[Stated exercise] Could you output each line of the data that follows exactly?

[Data provided]
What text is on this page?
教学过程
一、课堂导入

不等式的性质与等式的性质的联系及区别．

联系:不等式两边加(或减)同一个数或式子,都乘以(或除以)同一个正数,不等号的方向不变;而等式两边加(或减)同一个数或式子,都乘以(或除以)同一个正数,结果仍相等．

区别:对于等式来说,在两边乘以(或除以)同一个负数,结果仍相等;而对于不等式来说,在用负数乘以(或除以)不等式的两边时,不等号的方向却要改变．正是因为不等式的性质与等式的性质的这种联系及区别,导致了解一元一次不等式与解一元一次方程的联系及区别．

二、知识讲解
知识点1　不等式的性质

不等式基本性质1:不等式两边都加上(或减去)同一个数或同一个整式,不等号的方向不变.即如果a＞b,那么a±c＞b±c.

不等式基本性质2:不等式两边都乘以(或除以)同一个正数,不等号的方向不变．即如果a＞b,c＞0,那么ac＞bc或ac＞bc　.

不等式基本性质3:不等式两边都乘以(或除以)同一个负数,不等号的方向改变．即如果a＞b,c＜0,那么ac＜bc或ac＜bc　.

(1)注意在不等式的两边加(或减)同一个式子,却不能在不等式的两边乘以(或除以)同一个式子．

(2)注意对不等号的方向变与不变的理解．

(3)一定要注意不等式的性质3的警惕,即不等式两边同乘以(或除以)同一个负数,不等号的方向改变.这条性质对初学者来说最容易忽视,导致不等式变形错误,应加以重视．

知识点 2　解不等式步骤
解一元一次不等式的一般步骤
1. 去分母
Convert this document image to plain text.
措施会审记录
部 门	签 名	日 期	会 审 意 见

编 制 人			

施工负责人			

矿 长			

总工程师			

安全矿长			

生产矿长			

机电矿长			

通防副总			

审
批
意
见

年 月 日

[Exercise result]
What text is on this page?
教学过程
一、课堂导入

不等式的性质与等式的性质的联系及区别．

联系:不等式两边加(或减)同一个数或式子,都乘以(或除以)同一个正数,不等号的方向不变;而等式两边加(或减)同一个数或式子,都乘以(或除以)同一个正数,结果仍相等．

区别:对于等式来说,在两边乘以(或除以)同一个负数,结果仍相等;而对于不等式来说,在用负数乘以(或除以)不等式的两边时,不等号的方向却要改变．正是因为不等式的性质与等式的性质的这种联系及区别,导致了解一元一次不等式与解一元一次方程的联系及区别．

二、知识讲解
知识点1　不等式的性质

不等式基本性质1:不等式两边都加上(或减去)同一个数或同一个整式,不等号的方向不变.即如果a＞b,那么a±c＞b±c.

不等式基本性质2:不等式两边都乘以(或除以)同一个正数,不等号的方向不变．即如果a＞b,c＞0,那么ac＞bc或ac＞bc　.

不等式基本性质3:不等式两边都乘以(或除以)同一个负数,不等号的方向改变．即如果a＞b,c＜0,那么ac＜bc或ac＜bc　.

(1)注意在不等式的两边加(或减)同一个式子,却不能在不等式的两边乘以(或除以)同一个式子．

(2)注意对不等号的方向变与不变的理解．

(3)一定要注意不等式的性质3的警惕,即不等式两边同乘以(或除以)同一个负数,不等号的方向改变.这条性质对初学者来说最容易忽视,导致不等式变形错误,应加以重视．

知识点 2　解不等式步骤
解一元一次不等式的一般步骤
1. 去分母
Convert this document image to plain text.
措施会审记录
部 门	签 名	日 期	会 审 意 见

编 制 人			

施工负责人			

矿 长			

总工程师			

安全矿长			

生产矿长			

机电矿长			

通防副总			

审
批
意
见

年 月 日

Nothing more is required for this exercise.